* _Problem description_: Single out each line with the word "проведение" and copy it.

* _Records for the exercise_:
····················
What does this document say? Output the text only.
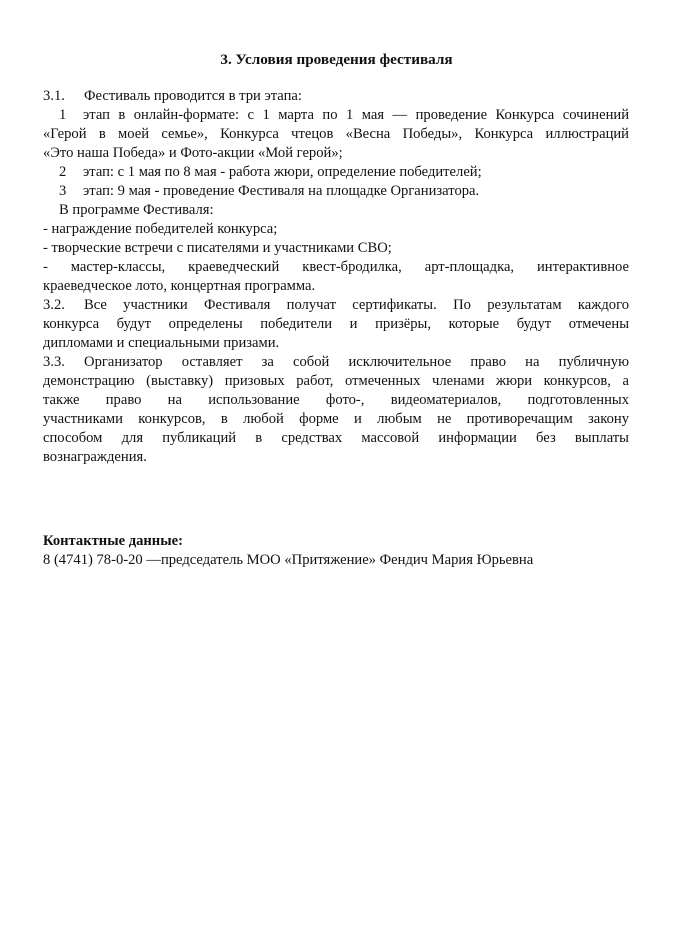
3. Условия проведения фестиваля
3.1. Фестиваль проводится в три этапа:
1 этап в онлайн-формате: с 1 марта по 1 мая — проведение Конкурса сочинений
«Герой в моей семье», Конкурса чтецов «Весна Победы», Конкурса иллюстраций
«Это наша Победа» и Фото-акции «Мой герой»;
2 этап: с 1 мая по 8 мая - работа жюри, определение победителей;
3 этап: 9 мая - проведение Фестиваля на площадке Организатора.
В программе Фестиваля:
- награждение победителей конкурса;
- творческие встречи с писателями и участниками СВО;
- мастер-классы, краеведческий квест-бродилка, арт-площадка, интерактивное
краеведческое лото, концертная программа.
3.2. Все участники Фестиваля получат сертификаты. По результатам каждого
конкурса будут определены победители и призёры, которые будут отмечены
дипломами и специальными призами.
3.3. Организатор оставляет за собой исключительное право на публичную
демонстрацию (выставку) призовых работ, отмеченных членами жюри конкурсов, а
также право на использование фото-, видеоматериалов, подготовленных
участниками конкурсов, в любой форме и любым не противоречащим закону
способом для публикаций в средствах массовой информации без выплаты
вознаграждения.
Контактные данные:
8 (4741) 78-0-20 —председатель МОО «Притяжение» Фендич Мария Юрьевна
····················
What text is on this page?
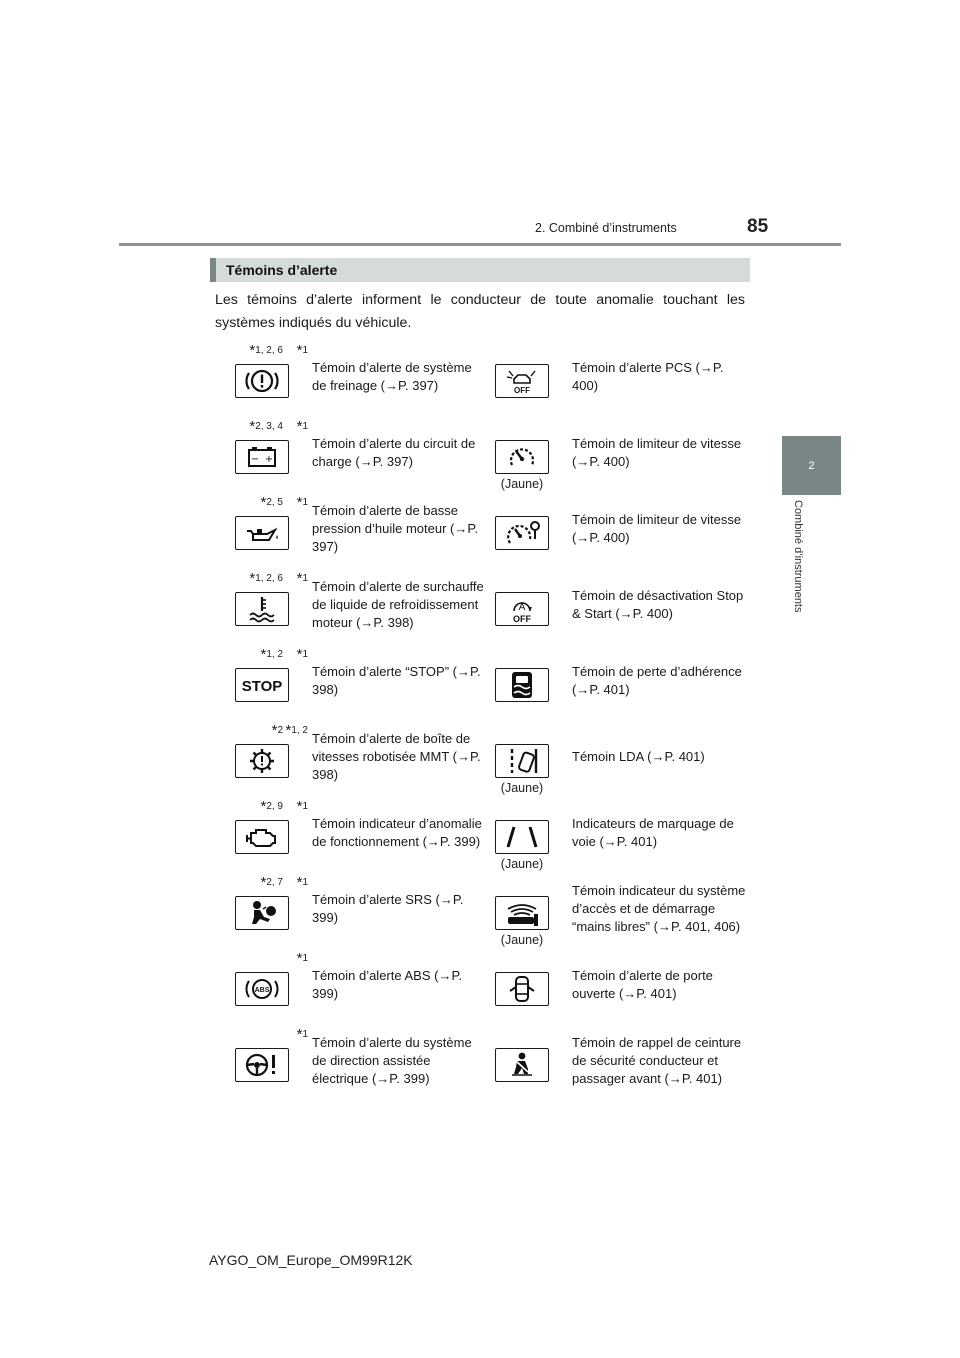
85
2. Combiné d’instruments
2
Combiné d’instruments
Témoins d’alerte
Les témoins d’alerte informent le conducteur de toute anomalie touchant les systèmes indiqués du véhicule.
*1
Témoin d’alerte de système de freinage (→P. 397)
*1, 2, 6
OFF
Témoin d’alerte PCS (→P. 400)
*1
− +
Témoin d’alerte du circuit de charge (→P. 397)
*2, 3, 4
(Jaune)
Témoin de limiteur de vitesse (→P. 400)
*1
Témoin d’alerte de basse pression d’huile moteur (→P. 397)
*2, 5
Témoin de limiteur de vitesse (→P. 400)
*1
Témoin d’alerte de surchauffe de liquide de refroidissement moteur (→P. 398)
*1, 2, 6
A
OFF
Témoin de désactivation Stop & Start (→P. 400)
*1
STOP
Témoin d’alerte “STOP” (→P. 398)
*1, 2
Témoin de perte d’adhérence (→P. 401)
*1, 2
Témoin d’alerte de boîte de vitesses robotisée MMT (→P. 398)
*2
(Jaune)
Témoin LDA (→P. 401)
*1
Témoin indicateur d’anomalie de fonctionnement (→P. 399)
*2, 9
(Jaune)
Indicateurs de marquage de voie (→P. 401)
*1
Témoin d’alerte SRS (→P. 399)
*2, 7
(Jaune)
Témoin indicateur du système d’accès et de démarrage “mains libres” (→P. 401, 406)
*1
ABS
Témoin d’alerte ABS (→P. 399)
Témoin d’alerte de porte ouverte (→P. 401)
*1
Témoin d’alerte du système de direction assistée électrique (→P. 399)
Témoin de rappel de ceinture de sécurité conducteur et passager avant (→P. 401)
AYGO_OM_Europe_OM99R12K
····················
* _Full answer_:
1 этап в онлайн-формате: с 1 марта по 1 мая — проведение Конкурса сочинений
3 этап: 9 мая - проведение Фестиваля на площадке Организатора.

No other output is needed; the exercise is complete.